Stored rows
"""
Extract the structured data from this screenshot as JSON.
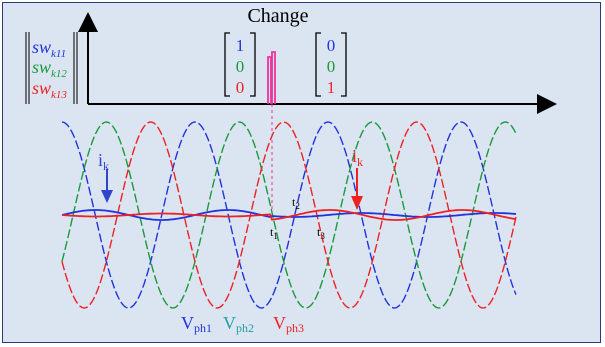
{
  "title": "Change",
  "switch_labels": [
    {
      "base": "sw",
      "sub": "k11",
      "color": "#2233dd"
    },
    {
      "base": "sw",
      "sub": "k12",
      "color": "#1a9a3a"
    },
    {
      "base": "sw",
      "sub": "k13",
      "color": "#ee2222"
    }
  ],
  "state_before": [
    "1",
    "0",
    "0"
  ],
  "state_after": [
    "0",
    "0",
    "1"
  ],
  "current_labels": [
    {
      "base": "i",
      "sub": "k",
      "color": "#3344cc"
    },
    {
      "base": "i",
      "sub": "k",
      "color": "#ee2222"
    }
  ],
  "time_labels": [
    "t1",
    "t2",
    "t3"
  ],
  "phase_legend": [
    {
      "base": "V",
      "sub": "ph1",
      "color": "#2233dd"
    },
    {
      "base": "V",
      "sub": "ph2",
      "color": "#20a0a0"
    },
    {
      "base": "V",
      "sub": "ph3",
      "color": "#ee2222"
    }
  ],
  "colors": {
    "background": "#dbe4f1",
    "border": "#2a3a7a",
    "phase1": "#2233dd",
    "phase2": "#1a9a3a",
    "phase3": "#ee2222",
    "pulse": "#ee3399"
  }
}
"""
The task
Drop the pictures and reproduce the rest of the entries above exactly.

Response to the exercise
Extract the structured data from this screenshot as JSON.
{
  "title": "Change",
  "switch_labels": [
    {
      "base": "sw",
      "sub": "k11",
      "color": "#2233dd"
    },
    {
      "base": "sw",
      "sub": "k12",
      "color": "#1a9a3a"
    },
    {
      "base": "sw",
      "sub": "k13",
      "color": "#ee2222"
    }
  ],
  "state_before": [
    "1",
    "0",
    "0"
  ],
  "state_after": [
    "0",
    "0",
    "1"
  ],
  "current_labels": [
    {
      "base": "i",
      "sub": "k",
      "color": "#3344cc"
    },
    {
      "base": "i",
      "sub": "k",
      "color": "#ee2222"
    }
  ],
  "time_labels": [
    "t1",
    "t2",
    "t3"
  ],
  "phase_legend": [
    {
      "base": "V",
      "sub": "ph1",
      "color": "#2233dd"
    },
    {
      "base": "V",
      "sub": "ph2",
      "color": "#20a0a0"
    },
    {
      "base": "V",
      "sub": "ph3",
      "color": "#ee2222"
    }
  ],
  "colors": {
    "background": "#dbe4f1",
    "border": "#2a3a7a",
    "phase1": "#2233dd",
    "phase2": "#1a9a3a",
    "phase3": "#ee2222",
    "pulse": "#ee3399"
  }
}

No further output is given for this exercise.